* [Records]

[BEGIN]

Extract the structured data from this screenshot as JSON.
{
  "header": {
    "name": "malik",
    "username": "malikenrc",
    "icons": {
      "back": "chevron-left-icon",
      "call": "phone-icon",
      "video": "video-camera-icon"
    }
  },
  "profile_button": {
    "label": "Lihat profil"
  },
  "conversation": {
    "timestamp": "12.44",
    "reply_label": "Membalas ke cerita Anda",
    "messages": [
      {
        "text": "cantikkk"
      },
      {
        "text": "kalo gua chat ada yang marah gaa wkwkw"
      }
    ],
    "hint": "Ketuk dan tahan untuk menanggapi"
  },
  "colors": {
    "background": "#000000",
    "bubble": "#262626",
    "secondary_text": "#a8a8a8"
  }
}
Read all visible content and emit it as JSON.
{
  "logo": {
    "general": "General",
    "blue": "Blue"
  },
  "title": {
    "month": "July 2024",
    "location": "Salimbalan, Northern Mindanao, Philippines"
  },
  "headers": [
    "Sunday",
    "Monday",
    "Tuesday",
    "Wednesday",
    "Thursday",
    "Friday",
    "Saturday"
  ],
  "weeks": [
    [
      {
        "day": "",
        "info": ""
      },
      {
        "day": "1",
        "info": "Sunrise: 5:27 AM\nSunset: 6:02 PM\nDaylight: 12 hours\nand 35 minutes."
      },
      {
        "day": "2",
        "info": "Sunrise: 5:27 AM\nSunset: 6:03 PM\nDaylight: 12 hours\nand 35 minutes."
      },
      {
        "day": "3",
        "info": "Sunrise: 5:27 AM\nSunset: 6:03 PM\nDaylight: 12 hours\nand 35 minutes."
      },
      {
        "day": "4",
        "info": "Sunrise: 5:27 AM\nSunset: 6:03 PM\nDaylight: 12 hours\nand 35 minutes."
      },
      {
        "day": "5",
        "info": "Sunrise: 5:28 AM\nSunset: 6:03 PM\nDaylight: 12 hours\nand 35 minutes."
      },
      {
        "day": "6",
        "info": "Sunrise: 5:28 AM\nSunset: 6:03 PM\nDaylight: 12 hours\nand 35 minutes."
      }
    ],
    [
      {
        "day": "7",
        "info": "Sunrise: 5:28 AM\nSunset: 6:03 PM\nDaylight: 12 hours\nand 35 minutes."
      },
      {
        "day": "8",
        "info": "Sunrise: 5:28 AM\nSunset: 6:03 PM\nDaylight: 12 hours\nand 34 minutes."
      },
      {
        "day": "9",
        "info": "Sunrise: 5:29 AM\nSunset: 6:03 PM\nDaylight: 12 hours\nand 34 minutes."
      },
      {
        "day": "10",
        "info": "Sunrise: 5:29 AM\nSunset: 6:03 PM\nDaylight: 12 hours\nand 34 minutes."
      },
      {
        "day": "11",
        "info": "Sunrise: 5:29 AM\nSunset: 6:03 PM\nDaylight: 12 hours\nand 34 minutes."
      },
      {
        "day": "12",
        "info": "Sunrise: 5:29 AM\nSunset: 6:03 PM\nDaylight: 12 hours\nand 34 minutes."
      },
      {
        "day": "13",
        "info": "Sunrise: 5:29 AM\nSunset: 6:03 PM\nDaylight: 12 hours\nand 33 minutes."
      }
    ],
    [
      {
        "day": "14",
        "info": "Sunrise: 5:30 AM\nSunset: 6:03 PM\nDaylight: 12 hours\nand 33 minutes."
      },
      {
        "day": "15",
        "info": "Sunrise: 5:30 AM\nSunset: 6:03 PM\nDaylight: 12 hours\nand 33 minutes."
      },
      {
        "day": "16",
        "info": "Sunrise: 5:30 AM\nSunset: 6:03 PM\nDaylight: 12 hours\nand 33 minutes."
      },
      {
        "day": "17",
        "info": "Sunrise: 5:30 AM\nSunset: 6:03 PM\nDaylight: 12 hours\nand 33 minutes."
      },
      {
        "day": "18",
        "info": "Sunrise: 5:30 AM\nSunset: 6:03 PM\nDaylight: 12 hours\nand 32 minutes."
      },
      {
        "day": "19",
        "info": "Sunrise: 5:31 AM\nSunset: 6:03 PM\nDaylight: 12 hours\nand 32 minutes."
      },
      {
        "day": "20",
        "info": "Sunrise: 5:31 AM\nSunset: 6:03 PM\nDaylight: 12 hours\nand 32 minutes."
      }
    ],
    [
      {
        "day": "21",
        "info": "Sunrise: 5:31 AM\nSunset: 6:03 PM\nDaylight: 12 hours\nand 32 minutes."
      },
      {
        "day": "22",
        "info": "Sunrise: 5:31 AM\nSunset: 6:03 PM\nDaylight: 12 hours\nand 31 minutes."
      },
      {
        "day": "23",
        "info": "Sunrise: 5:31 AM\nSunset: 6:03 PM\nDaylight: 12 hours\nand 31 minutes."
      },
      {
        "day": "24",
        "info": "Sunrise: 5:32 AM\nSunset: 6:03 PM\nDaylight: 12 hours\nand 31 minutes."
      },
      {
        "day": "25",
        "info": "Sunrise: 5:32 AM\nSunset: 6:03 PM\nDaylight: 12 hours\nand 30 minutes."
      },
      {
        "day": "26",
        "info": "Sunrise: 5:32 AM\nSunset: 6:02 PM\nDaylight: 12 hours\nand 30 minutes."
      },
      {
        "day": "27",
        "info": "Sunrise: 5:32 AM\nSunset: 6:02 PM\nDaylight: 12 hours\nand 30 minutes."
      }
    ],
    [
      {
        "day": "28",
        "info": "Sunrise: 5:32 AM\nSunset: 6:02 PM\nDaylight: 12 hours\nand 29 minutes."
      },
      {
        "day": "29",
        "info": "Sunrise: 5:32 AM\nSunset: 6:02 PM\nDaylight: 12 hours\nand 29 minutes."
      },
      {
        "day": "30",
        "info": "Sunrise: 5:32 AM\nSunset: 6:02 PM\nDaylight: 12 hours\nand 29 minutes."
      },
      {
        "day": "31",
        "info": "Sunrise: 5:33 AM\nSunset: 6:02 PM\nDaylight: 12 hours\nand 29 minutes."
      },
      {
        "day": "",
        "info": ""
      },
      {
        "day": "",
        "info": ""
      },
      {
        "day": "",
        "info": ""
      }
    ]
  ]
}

[END]

* [What you are asked to do] Filter the records above and return every line that holds the word "JSON".

* [Output below]
Extract the structured data from this screenshot as JSON.
Read all visible content and emit it as JSON.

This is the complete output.